(Annotated element listings)
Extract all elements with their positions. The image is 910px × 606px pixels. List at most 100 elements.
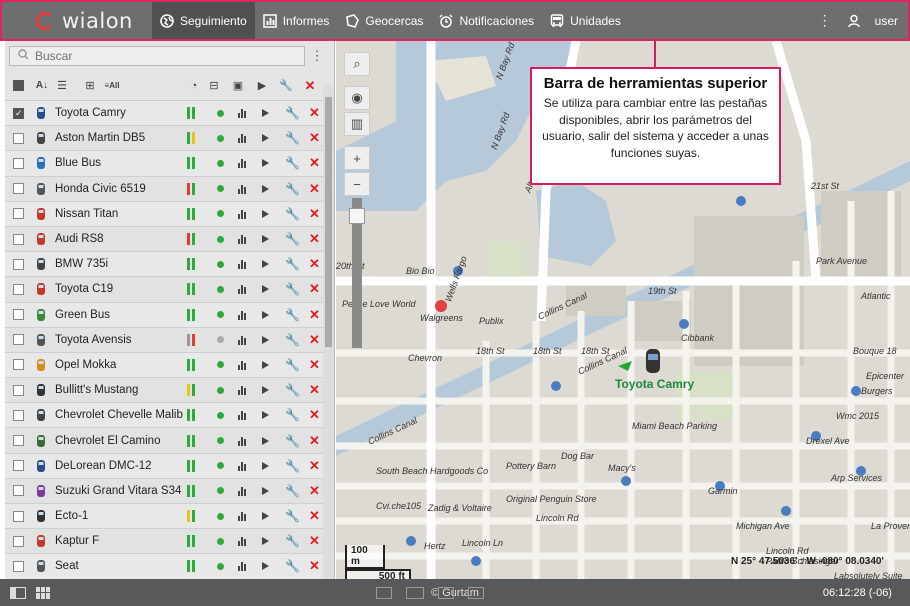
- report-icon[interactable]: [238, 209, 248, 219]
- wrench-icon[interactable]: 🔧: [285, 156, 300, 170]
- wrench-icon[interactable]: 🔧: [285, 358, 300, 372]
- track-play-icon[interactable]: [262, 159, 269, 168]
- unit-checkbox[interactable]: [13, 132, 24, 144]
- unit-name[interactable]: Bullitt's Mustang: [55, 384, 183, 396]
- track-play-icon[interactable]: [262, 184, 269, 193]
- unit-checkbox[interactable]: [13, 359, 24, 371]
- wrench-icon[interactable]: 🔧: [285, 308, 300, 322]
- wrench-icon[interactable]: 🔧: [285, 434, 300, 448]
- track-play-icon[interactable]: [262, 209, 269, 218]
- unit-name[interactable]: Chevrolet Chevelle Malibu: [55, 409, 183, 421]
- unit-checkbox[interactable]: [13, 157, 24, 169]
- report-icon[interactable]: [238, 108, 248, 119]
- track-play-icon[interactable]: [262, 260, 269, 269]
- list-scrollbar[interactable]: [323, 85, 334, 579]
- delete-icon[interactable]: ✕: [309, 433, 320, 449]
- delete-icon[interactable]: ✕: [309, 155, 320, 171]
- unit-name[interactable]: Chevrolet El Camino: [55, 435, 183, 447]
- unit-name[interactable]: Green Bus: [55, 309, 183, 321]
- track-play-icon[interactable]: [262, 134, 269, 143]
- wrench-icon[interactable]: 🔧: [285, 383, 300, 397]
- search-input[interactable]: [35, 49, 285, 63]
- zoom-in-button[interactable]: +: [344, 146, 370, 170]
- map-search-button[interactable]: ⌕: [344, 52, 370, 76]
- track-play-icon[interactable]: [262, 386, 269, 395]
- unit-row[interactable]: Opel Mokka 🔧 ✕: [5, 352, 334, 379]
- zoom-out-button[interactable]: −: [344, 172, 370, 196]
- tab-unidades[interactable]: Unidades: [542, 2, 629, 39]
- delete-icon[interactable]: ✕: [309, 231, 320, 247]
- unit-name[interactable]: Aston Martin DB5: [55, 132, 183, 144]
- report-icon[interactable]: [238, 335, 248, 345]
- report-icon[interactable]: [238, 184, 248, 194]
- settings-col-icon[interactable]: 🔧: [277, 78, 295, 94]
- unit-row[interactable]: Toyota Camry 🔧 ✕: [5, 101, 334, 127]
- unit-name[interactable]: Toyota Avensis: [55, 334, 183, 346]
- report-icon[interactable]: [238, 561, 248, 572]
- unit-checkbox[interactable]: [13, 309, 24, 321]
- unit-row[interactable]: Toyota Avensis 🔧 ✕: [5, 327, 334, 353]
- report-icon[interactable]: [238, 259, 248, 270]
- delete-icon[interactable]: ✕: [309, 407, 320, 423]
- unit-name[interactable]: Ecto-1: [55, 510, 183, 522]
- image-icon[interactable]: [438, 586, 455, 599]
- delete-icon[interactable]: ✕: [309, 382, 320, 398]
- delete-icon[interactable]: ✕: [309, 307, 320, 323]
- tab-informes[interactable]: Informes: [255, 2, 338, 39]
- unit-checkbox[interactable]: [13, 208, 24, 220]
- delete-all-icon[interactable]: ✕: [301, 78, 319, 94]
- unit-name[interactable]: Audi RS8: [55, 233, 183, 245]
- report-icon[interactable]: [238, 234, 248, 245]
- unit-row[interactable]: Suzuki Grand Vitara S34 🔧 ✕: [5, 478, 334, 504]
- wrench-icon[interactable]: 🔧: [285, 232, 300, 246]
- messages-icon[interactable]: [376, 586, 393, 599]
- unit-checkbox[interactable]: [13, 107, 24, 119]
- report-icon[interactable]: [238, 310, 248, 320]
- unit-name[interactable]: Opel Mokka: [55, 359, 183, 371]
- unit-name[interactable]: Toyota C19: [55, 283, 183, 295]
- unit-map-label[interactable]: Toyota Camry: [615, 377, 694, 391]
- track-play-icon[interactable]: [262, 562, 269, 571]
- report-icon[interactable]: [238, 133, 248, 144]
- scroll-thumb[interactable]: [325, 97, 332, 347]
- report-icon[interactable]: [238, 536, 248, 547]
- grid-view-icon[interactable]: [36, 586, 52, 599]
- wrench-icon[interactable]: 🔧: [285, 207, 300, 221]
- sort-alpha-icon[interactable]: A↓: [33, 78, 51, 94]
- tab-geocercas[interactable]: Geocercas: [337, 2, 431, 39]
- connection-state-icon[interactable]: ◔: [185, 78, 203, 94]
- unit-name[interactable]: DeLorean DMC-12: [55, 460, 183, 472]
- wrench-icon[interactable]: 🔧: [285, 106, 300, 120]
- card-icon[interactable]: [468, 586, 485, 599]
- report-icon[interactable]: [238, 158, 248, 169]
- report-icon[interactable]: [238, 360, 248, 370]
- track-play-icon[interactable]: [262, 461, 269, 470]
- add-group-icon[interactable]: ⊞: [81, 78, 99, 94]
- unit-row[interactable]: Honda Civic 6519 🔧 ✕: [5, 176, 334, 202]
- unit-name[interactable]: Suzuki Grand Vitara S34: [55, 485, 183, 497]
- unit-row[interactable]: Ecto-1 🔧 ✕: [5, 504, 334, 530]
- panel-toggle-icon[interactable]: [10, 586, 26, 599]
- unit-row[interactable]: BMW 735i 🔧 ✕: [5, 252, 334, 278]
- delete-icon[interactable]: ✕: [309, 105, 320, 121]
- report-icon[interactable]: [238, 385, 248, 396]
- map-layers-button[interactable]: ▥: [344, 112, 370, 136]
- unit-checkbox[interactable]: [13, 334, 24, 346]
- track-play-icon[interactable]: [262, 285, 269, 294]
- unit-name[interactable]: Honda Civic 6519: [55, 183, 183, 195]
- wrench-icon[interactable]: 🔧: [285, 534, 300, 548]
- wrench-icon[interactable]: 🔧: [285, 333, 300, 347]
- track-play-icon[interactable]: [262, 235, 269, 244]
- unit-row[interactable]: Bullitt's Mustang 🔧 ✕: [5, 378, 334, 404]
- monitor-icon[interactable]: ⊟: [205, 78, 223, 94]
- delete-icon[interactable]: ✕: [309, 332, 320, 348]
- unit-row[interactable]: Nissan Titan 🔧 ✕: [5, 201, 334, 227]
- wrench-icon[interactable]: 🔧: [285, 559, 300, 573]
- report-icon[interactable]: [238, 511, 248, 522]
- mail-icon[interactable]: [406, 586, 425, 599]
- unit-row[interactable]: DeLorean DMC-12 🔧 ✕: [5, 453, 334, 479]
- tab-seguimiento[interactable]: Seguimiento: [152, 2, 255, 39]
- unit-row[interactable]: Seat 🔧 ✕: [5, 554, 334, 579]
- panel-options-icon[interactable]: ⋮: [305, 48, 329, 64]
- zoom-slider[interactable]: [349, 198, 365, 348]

Aim: Format the lines of the data above as a numbered list, omitting blank lines and leaving out the pictures.

Answer to the problem:
1. Extract all elements with their positions. The image is 910px × 606px pixels. List at most 100 elements.
2. - report-icon[interactable]: [238, 209, 248, 219]
3. - wrench-icon[interactable]: 🔧: [285, 156, 300, 170]
4. - wrench-icon[interactable]: 🔧: [285, 358, 300, 372]
5. - track-play-icon[interactable]: [262, 159, 269, 168]
6. - unit-checkbox[interactable]: [13, 132, 24, 144]
7. - unit-name[interactable]: Bullitt's Mustang: [55, 384, 183, 396]
8. - track-play-icon[interactable]: [262, 184, 269, 193]
9. - unit-checkbox[interactable]: [13, 359, 24, 371]
10. - wrench-icon[interactable]: 🔧: [285, 308, 300, 322]
11. - wrench-icon[interactable]: 🔧: [285, 434, 300, 448]
12. - track-play-icon[interactable]: [262, 209, 269, 218]
13. - unit-name[interactable]: Chevrolet Chevelle Malibu: [55, 409, 183, 421]
14. - unit-checkbox[interactable]: [13, 157, 24, 169]
15. - report-icon[interactable]: [238, 108, 248, 119]
16. - track-play-icon[interactable]: [262, 260, 269, 269]
17. - list-scrollbar[interactable]: [323, 85, 334, 579]
18. - delete-icon[interactable]: ✕: [309, 433, 320, 449]
19. - delete-icon[interactable]: ✕: [309, 155, 320, 171]
20. - unit-name[interactable]: Chevrolet El Camino: [55, 435, 183, 447]
21. - unit-name[interactable]: Green Bus: [55, 309, 183, 321]
22. - track-play-icon[interactable]: [262, 134, 269, 143]
23. - wrench-icon[interactable]: 🔧: [285, 383, 300, 397]
24. - search-input[interactable]: [35, 49, 285, 63]
25. - zoom-in-button[interactable]: +: [344, 146, 370, 170]
26. - map-search-button[interactable]: ⌕: [344, 52, 370, 76]
27. - track-play-icon[interactable]: [262, 386, 269, 395]
28. - unit-row[interactable]: Opel Mokka 🔧 ✕: [5, 352, 334, 379]
29. - zoom-out-button[interactable]: −: [344, 172, 370, 196]
30. - tab-unidades[interactable]: Unidades: [542, 2, 629, 39]
31. - delete-icon[interactable]: ✕: [309, 231, 320, 247]
32. - unit-name[interactable]: Aston Martin DB5: [55, 132, 183, 144]
33. - report-icon[interactable]: [238, 335, 248, 345]
34. - report-icon[interactable]: [238, 184, 248, 194]
35. - settings-col-icon[interactable]: 🔧: [277, 78, 295, 94]
36. - unit-row[interactable]: Toyota Camry 🔧 ✕: [5, 101, 334, 127]
37. - unit-name[interactable]: Toyota Avensis: [55, 334, 183, 346]
38. - report-icon[interactable]: [238, 561, 248, 572]
39. - unit-checkbox[interactable]: [13, 309, 24, 321]
40. - unit-row[interactable]: Toyota Avensis 🔧 ✕: [5, 327, 334, 353]
41. - report-icon[interactable]: [238, 259, 248, 270]
42. - delete-icon[interactable]: ✕: [309, 407, 320, 423]
43. - unit-name[interactable]: Ecto-1: [55, 510, 183, 522]
44. - image-icon[interactable]: [438, 586, 455, 599]
45. - delete-icon[interactable]: ✕: [309, 382, 320, 398]
46. - delete-icon[interactable]: ✕: [309, 307, 320, 323]
47. - tab-informes[interactable]: Informes: [255, 2, 338, 39]
48. - unit-checkbox[interactable]: [13, 208, 24, 220]
49. - delete-all-icon[interactable]: ✕: [301, 78, 319, 94]
50. - unit-name[interactable]: Audi RS8: [55, 233, 183, 245]
51. - report-icon[interactable]: [238, 234, 248, 245]
52. - unit-row[interactable]: Suzuki Grand Vitara S34 🔧 ✕: [5, 478, 334, 504]
53. - wrench-icon[interactable]: 🔧: [285, 232, 300, 246]
54. - messages-icon[interactable]: [376, 586, 393, 599]
55. - unit-checkbox[interactable]: [13, 107, 24, 119]
56. - report-icon[interactable]: [238, 310, 248, 320]
57. - unit-name[interactable]: Opel Mokka: [55, 359, 183, 371]
58. - unit-name[interactable]: Toyota C19: [55, 283, 183, 295]
59. - unit-map-label[interactable]: Toyota Camry: [615, 377, 694, 391]
60. - track-play-icon[interactable]: [262, 562, 269, 571]
61. - report-icon[interactable]: [238, 133, 248, 144]
62. - scroll-thumb[interactable]: [325, 97, 332, 347]
63. - report-icon[interactable]: [238, 536, 248, 547]
64. - grid-view-icon[interactable]: [36, 586, 52, 599]
65. - wrench-icon[interactable]: 🔧: [285, 207, 300, 221]
66. - sort-alpha-icon[interactable]: A↓: [33, 78, 51, 94]
67. - tab-geocercas[interactable]: Geocercas: [337, 2, 431, 39]
68. - connection-state-icon[interactable]: ◔: [185, 78, 203, 94]
69. - unit-name[interactable]: DeLorean DMC-12: [55, 460, 183, 472]
70. - wrench-icon[interactable]: 🔧: [285, 106, 300, 120]
71. - card-icon[interactable]: [468, 586, 485, 599]
72. - report-icon[interactable]: [238, 158, 248, 169]
73. - report-icon[interactable]: [238, 360, 248, 370]
74. - track-play-icon[interactable]: [262, 461, 269, 470]
75. - add-group-icon[interactable]: ⊞: [81, 78, 99, 94]
76. - unit-row[interactable]: Honda Civic 6519 🔧 ✕: [5, 176, 334, 202]
77. - unit-name[interactable]: Suzuki Grand Vitara S34: [55, 485, 183, 497]
78. - unit-row[interactable]: Ecto-1 🔧 ✕: [5, 504, 334, 530]
79. - panel-toggle-icon[interactable]: [10, 586, 26, 599]
80. - unit-row[interactable]: BMW 735i 🔧 ✕: [5, 252, 334, 278]
81. - delete-icon[interactable]: ✕: [309, 105, 320, 121]
82. - report-icon[interactable]: [238, 385, 248, 396]
83. - map-layers-button[interactable]: ▥: [344, 112, 370, 136]
84. - unit-checkbox[interactable]: [13, 334, 24, 346]
85. - track-play-icon[interactable]: [262, 285, 269, 294]
86. - unit-name[interactable]: Honda Civic 6519: [55, 183, 183, 195]
87. - wrench-icon[interactable]: 🔧: [285, 534, 300, 548]
88. - wrench-icon[interactable]: 🔧: [285, 333, 300, 347]
89. - track-play-icon[interactable]: [262, 235, 269, 244]
90. - unit-row[interactable]: Bullitt's Mustang 🔧 ✕: [5, 378, 334, 404]
91. - monitor-icon[interactable]: ⊟: [205, 78, 223, 94]
92. - delete-icon[interactable]: ✕: [309, 332, 320, 348]
93. - unit-row[interactable]: Nissan Titan 🔧 ✕: [5, 201, 334, 227]
94. - wrench-icon[interactable]: 🔧: [285, 559, 300, 573]
95. - report-icon[interactable]: [238, 511, 248, 522]
96. - mail-icon[interactable]: [406, 586, 425, 599]
97. - unit-row[interactable]: DeLorean DMC-12 🔧 ✕: [5, 453, 334, 479]
98. - tab-seguimiento[interactable]: Seguimiento: [152, 2, 255, 39]
99. - unit-row[interactable]: Seat 🔧 ✕: [5, 554, 334, 579]
100. - panel-options-icon[interactable]: ⋮: [305, 48, 329, 64]
101. - zoom-slider[interactable]: [349, 198, 365, 348]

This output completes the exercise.